▶ Given records:
___
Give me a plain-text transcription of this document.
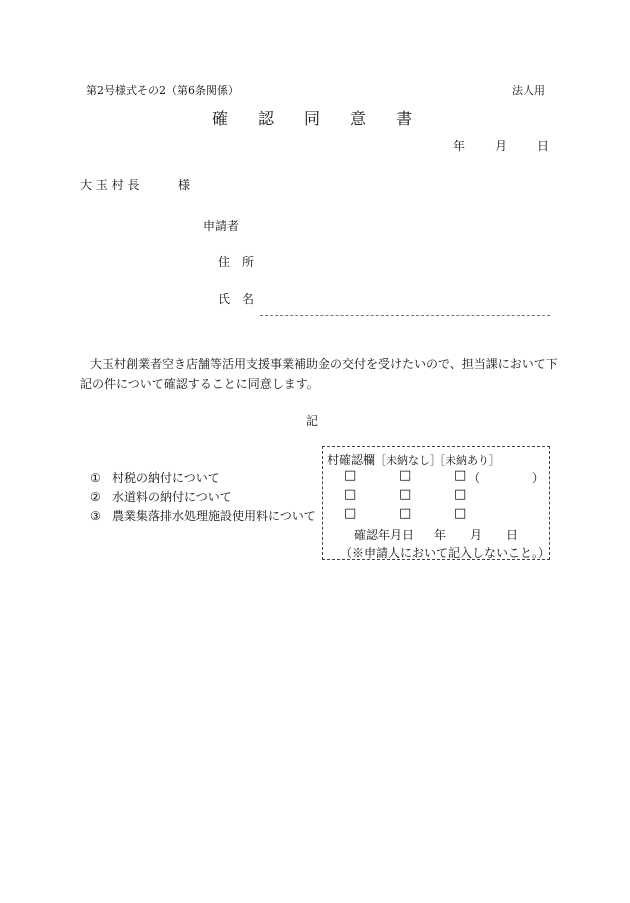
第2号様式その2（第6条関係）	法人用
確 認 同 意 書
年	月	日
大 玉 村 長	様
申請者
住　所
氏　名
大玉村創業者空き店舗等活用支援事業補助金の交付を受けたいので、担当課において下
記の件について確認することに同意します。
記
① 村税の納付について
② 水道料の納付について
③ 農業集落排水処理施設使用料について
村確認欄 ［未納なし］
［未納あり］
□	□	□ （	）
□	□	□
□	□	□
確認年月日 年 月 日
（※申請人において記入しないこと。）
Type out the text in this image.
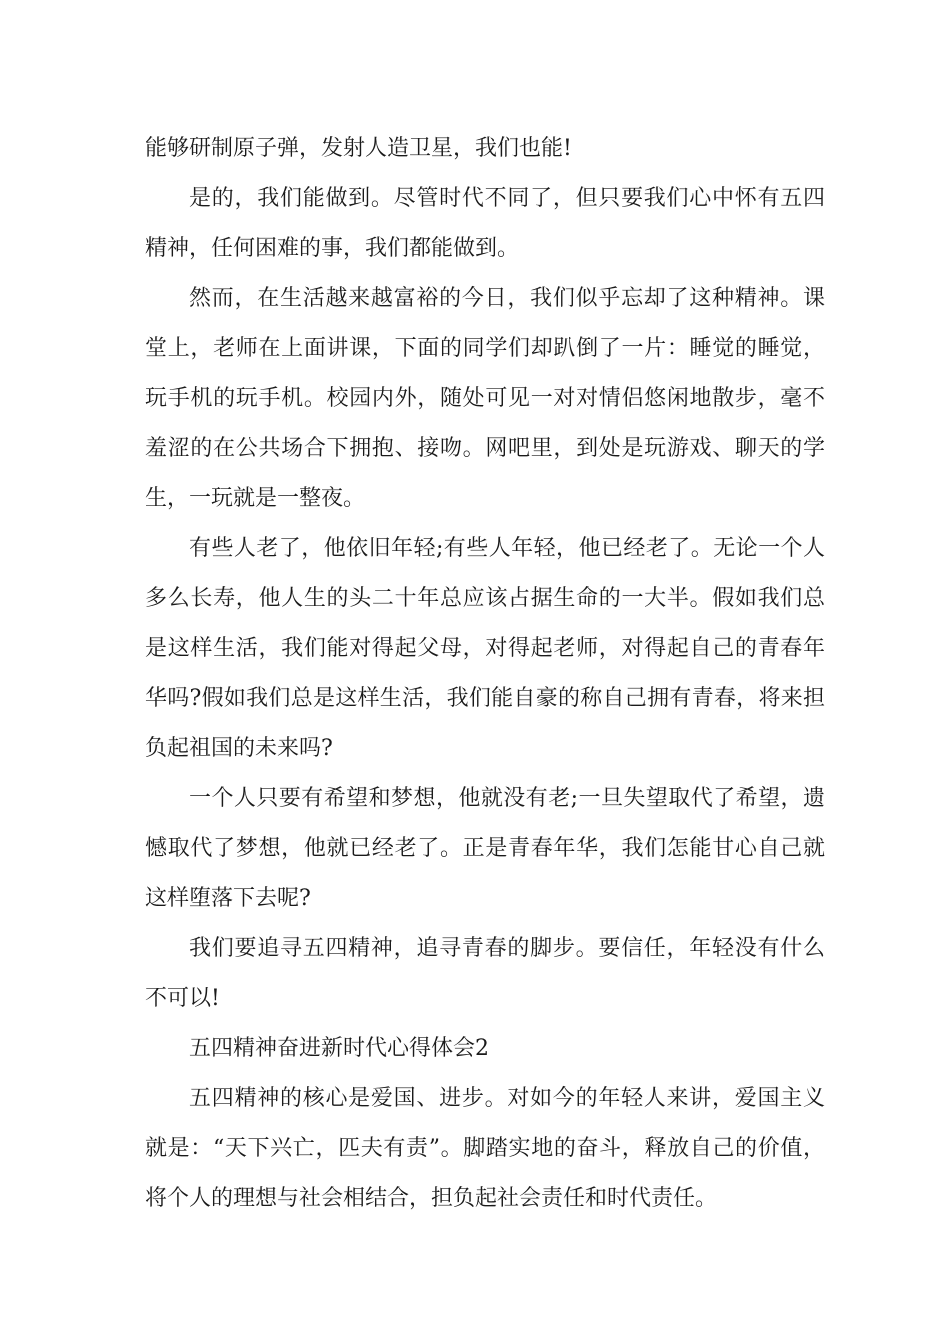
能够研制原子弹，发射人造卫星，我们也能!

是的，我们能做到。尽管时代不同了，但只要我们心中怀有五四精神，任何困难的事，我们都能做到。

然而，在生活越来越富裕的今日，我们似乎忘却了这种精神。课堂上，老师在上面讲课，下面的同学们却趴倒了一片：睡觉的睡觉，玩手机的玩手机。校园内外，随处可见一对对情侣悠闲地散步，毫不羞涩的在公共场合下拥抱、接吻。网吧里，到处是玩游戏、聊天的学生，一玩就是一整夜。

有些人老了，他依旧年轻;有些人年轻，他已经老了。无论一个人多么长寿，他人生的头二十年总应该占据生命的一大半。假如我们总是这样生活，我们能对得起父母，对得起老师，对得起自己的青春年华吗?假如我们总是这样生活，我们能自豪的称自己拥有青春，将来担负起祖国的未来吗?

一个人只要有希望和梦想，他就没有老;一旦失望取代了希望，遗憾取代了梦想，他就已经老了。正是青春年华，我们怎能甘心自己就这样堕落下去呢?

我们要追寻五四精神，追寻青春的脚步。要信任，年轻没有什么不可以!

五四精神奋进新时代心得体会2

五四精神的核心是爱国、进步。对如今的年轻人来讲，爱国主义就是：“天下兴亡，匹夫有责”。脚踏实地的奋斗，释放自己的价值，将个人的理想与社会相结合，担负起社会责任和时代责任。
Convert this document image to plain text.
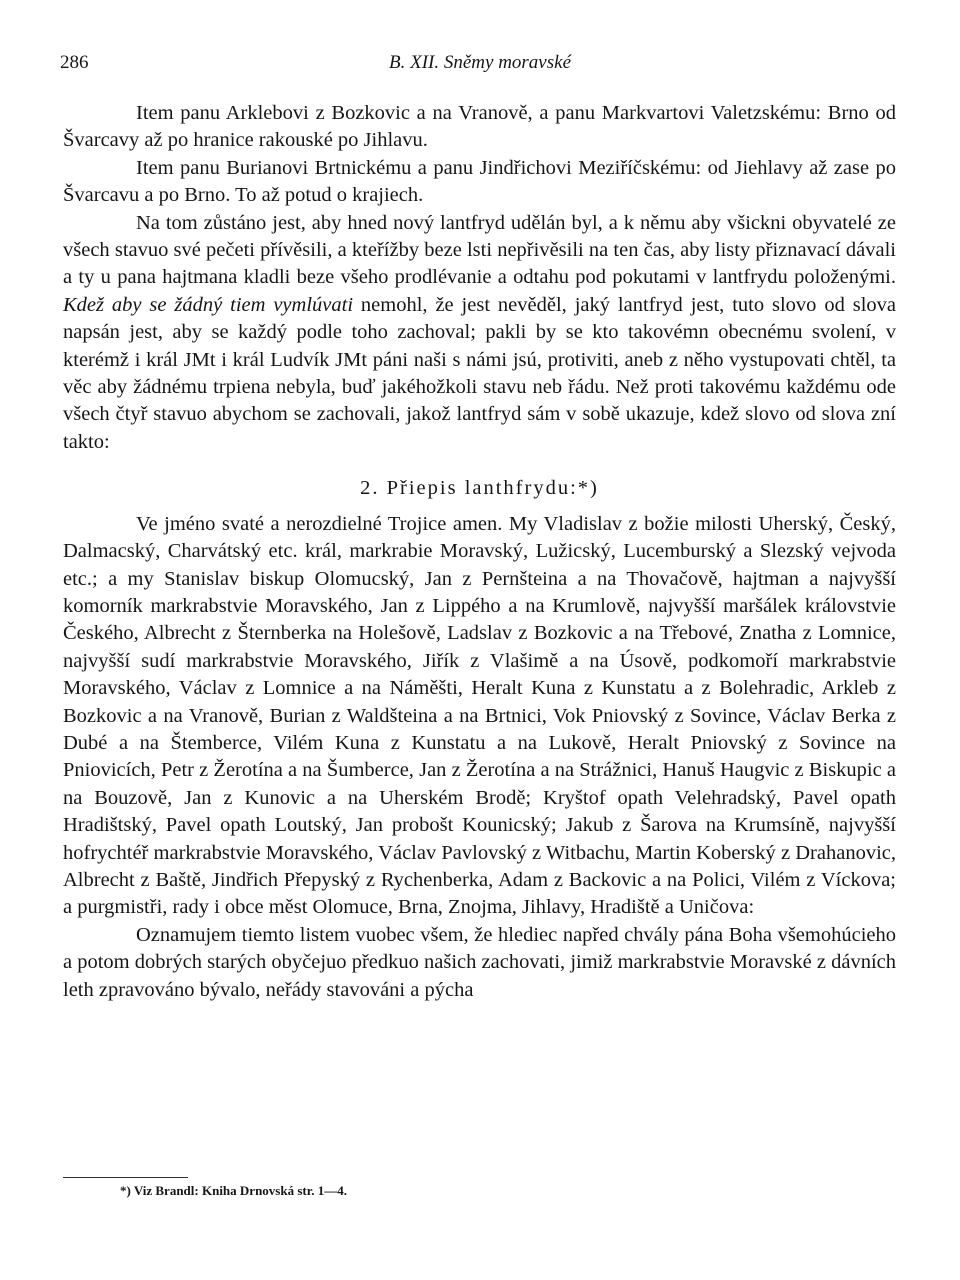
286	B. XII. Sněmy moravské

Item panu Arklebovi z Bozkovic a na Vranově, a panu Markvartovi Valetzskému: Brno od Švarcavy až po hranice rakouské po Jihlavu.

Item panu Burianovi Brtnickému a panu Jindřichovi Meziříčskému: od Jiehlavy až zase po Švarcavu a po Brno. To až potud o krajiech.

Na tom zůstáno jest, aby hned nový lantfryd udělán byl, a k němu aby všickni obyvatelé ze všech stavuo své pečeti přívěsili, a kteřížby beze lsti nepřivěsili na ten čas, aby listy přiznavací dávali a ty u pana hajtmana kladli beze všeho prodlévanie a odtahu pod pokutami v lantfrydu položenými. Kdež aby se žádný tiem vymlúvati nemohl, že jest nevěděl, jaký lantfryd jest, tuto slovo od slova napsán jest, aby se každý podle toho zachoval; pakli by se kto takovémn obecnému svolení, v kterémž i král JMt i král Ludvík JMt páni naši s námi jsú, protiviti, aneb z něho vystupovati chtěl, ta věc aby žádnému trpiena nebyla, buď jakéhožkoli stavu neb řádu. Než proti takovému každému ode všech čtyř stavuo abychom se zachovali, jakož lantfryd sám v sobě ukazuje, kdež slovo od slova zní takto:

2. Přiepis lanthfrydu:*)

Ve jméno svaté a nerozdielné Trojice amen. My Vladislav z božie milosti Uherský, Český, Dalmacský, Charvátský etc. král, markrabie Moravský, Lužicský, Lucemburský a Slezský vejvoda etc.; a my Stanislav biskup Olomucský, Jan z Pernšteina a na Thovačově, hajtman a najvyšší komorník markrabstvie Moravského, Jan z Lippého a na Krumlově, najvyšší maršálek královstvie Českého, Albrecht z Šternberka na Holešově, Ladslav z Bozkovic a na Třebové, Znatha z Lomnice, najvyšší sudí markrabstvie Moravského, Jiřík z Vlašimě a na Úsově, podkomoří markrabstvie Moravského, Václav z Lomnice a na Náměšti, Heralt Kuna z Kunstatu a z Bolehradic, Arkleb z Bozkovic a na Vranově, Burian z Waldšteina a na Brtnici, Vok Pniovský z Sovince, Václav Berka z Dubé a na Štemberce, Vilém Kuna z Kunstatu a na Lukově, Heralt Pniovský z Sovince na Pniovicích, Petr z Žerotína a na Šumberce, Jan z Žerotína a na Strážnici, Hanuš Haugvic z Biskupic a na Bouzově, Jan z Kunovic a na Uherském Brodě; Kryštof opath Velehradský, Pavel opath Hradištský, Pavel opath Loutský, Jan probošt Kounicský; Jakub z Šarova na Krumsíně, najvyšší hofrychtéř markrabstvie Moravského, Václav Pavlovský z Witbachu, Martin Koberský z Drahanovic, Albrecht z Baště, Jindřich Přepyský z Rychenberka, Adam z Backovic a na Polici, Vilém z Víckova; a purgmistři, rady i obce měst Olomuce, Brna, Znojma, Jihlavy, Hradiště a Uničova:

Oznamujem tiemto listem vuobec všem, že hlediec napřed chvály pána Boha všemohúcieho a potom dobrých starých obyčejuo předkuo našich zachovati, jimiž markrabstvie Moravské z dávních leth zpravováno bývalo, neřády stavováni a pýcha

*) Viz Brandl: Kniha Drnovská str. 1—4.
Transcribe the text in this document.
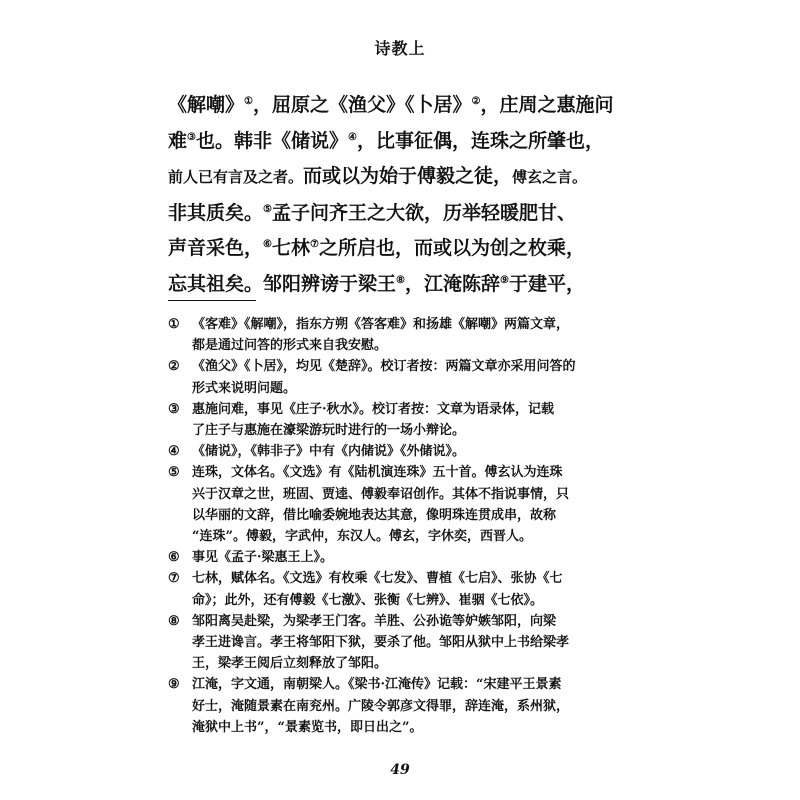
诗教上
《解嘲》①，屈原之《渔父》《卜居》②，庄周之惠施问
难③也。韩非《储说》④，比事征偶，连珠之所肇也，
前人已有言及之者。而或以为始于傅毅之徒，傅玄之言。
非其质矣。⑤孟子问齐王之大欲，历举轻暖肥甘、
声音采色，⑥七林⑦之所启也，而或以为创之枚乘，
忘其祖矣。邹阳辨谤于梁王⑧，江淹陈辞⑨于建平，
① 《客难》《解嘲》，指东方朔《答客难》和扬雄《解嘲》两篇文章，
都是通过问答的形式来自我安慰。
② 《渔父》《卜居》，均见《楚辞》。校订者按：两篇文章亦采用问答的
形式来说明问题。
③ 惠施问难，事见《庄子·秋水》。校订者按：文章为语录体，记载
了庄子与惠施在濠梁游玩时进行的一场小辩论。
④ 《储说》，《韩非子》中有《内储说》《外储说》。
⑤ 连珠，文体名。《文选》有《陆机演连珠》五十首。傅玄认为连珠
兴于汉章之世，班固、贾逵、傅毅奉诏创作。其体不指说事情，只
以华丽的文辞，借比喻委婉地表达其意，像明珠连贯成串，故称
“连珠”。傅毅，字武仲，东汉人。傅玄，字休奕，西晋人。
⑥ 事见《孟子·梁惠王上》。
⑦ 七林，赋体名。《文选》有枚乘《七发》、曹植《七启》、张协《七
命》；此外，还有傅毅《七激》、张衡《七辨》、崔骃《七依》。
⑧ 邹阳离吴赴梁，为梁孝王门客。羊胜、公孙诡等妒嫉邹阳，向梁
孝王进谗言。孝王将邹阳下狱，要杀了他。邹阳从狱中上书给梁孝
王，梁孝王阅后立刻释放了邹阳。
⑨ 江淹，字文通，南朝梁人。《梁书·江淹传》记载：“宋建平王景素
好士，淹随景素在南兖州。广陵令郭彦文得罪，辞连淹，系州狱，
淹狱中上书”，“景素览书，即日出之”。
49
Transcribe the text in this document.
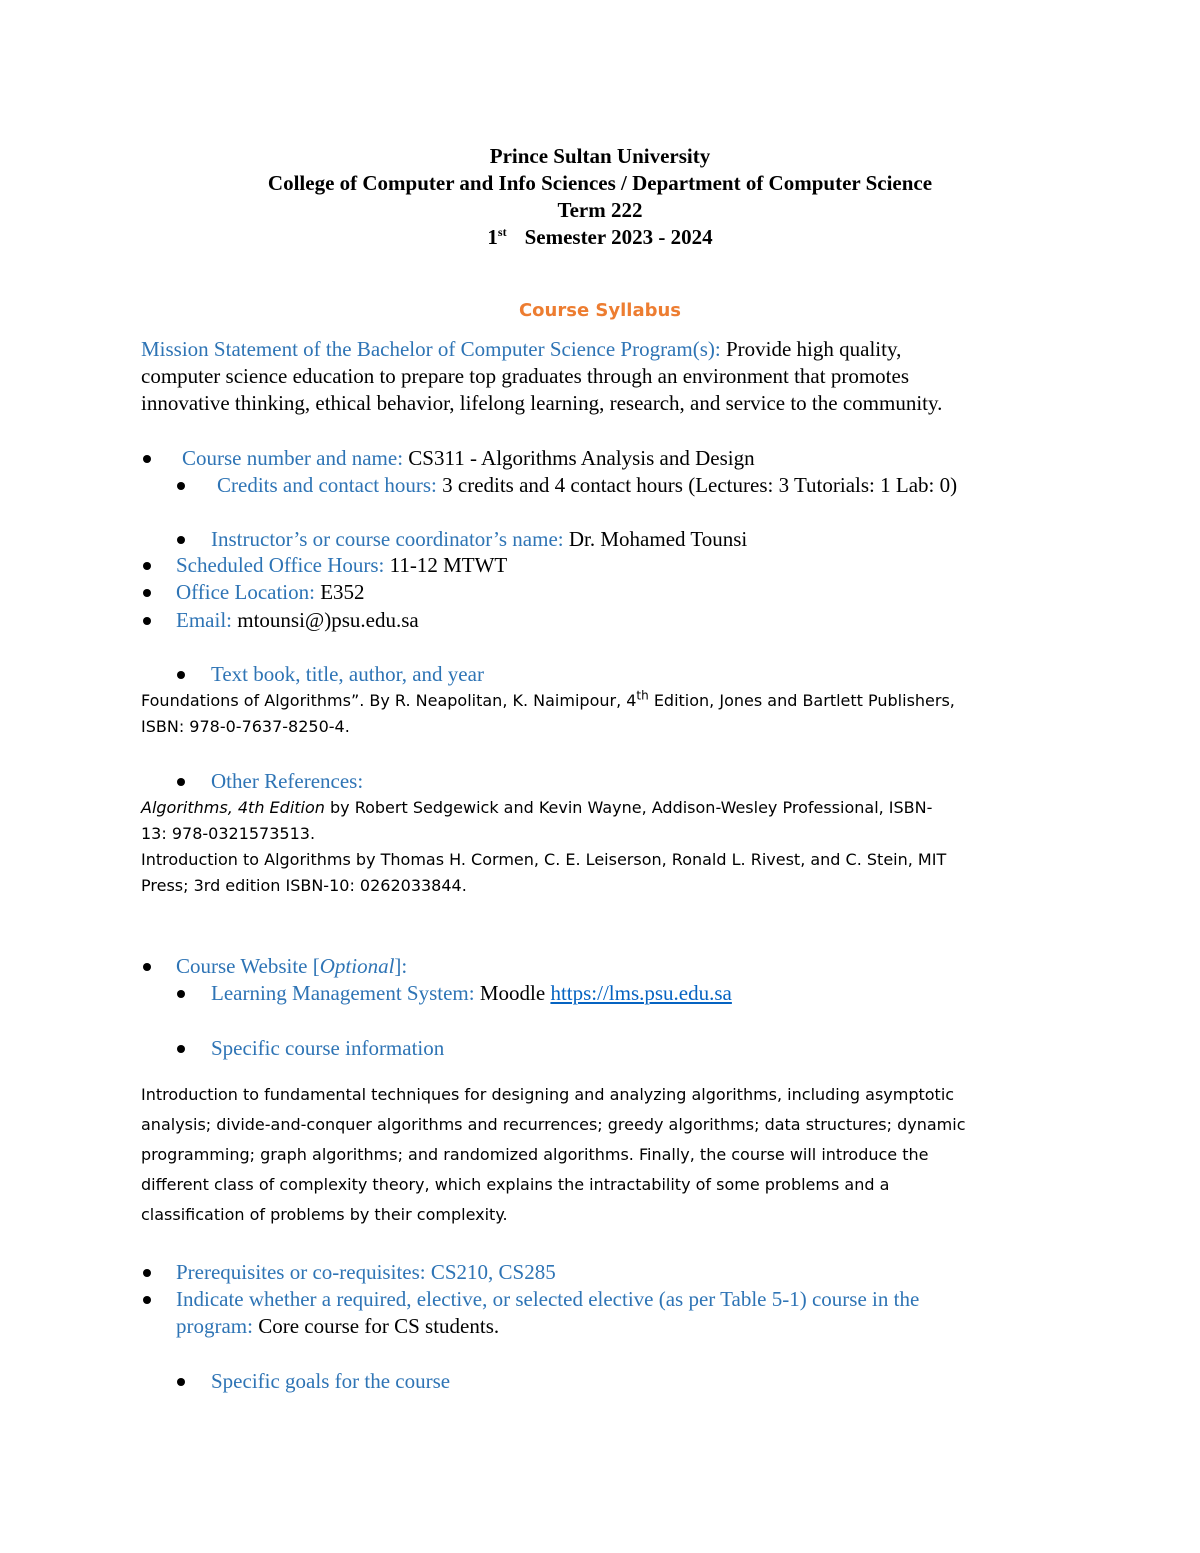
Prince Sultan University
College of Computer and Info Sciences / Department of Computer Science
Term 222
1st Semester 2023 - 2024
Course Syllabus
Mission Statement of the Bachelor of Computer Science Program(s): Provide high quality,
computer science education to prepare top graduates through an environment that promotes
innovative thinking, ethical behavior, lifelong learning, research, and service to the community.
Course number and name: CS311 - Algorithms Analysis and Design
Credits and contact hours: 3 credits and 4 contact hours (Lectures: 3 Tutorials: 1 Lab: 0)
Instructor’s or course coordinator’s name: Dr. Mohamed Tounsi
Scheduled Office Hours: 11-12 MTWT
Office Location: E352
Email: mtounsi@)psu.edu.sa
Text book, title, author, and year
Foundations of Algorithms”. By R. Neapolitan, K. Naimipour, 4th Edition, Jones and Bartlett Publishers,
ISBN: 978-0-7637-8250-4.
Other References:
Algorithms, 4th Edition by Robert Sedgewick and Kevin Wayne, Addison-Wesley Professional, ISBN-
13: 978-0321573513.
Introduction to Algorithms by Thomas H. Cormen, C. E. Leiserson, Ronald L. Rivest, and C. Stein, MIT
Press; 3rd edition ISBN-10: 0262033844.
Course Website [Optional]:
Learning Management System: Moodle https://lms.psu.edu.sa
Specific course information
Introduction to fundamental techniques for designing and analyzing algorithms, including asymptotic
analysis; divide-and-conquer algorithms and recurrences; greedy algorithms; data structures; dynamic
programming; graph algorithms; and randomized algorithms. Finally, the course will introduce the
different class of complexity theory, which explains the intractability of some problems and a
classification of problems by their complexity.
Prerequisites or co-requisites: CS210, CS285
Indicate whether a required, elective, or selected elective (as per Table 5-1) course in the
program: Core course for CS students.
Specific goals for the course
___
Pick each line holding the word "Item" out of the data and copy it.

▶ Task result:
Item panu Arklebovi z Bozkovic a na Vranově, a panu Markvartovi Valetzskému: Brno od Švarcavy až po hranice rakouské po Jihlavu.
Item panu Burianovi Brtnickému a panu Jindřichovi Meziříčskému: od Jiehlavy až zase po Švarcavu a po Brno. To až potud o krajiech.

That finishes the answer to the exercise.